---------- Supplied material ----------

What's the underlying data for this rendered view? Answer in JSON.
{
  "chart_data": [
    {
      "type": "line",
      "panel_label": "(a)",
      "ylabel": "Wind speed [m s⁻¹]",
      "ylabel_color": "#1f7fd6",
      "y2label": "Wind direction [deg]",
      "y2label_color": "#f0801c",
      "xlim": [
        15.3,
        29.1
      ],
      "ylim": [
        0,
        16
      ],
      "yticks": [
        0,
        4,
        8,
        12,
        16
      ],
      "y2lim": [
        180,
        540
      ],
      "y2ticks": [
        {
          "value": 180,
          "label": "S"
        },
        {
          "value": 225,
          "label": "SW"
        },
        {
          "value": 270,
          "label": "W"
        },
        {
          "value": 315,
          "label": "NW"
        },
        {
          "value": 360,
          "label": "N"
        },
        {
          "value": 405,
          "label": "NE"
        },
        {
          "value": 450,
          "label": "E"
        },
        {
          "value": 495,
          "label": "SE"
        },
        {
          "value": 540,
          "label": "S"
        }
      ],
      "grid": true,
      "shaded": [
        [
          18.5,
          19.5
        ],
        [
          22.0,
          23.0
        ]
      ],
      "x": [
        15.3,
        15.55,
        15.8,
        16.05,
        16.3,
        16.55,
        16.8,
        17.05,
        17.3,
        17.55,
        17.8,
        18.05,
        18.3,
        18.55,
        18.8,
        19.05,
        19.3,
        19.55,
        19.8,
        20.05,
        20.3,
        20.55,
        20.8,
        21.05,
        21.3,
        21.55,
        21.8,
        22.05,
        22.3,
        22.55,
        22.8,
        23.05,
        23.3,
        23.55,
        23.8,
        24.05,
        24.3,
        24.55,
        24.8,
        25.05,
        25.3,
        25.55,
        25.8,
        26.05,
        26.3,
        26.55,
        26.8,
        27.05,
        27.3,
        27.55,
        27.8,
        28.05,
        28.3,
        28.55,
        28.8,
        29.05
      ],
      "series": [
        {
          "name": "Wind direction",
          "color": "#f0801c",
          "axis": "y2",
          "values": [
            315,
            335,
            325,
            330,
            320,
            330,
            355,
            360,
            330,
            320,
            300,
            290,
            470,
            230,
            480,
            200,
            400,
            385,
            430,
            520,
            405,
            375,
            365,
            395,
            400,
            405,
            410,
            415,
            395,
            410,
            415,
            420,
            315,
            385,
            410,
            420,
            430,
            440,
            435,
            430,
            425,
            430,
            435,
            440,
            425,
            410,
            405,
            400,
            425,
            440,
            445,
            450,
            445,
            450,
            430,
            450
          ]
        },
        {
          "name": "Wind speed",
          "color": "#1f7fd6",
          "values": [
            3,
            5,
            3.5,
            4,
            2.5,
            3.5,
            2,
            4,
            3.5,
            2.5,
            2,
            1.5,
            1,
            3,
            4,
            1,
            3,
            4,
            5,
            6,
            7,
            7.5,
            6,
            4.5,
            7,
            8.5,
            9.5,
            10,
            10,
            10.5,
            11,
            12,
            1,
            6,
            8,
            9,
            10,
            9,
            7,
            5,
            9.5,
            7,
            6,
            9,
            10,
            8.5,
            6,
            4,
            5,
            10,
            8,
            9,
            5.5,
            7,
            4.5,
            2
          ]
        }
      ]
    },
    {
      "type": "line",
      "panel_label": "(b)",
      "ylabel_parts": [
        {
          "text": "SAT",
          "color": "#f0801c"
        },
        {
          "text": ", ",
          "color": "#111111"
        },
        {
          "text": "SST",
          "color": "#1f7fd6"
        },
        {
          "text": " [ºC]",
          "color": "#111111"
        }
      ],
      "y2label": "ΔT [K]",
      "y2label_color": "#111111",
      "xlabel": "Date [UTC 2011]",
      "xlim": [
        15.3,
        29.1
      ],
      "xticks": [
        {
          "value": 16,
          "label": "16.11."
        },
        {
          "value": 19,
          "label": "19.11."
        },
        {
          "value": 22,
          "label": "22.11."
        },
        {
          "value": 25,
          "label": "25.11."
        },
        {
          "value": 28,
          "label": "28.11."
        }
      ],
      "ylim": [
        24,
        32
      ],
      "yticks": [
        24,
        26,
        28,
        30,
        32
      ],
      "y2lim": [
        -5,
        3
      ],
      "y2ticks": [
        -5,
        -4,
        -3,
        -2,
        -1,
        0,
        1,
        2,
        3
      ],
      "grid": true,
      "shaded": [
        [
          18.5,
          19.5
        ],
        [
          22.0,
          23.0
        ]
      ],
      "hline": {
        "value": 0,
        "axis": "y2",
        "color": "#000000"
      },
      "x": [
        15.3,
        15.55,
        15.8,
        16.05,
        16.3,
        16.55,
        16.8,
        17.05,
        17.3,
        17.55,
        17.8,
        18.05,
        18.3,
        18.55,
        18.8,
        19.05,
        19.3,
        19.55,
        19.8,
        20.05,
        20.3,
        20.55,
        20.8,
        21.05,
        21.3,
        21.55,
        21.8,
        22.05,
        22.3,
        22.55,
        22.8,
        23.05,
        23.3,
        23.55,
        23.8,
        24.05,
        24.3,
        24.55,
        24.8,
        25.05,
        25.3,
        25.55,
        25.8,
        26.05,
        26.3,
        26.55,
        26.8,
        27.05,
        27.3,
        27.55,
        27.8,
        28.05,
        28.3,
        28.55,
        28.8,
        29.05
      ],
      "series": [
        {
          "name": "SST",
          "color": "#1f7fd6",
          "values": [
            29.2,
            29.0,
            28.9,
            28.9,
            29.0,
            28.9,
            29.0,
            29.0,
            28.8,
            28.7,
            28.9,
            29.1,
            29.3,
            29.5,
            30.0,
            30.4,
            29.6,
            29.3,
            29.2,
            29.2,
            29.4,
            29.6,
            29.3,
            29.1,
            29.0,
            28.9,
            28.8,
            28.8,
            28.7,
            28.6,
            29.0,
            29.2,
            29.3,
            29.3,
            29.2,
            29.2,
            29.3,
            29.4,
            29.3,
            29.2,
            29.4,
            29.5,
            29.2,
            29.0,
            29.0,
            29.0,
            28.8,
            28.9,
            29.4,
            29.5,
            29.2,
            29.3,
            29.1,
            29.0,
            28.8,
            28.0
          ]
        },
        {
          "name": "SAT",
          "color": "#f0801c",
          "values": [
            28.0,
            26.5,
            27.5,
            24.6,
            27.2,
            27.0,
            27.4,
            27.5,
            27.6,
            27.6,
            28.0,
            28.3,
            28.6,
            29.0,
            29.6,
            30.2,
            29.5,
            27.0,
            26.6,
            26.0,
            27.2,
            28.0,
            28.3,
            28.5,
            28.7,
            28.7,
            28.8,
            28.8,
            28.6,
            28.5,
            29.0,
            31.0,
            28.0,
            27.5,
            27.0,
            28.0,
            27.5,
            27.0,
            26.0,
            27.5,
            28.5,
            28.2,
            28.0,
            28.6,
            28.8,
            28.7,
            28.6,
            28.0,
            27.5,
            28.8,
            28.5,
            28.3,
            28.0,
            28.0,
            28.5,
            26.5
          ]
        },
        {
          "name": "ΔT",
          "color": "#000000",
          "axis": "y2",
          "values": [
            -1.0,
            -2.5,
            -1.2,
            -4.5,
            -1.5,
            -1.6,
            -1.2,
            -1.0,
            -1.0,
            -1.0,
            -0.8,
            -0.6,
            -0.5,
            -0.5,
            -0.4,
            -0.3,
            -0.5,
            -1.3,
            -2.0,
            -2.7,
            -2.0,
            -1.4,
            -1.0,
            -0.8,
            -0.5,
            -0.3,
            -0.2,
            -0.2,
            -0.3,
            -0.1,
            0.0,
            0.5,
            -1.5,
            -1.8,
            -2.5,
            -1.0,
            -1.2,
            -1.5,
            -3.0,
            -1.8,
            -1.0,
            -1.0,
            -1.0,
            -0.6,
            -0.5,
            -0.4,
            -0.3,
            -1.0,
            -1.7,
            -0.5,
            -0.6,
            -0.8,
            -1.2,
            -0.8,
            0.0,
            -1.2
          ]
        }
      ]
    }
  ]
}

----------

◆ Aim: Copy out all lines above that include the string "Wind".

◆ Result of the exercise:
      "ylabel": "Wind speed [m s⁻¹]",
      "y2label": "Wind direction [deg]",
          "name": "Wind direction",
          "name": "Wind speed",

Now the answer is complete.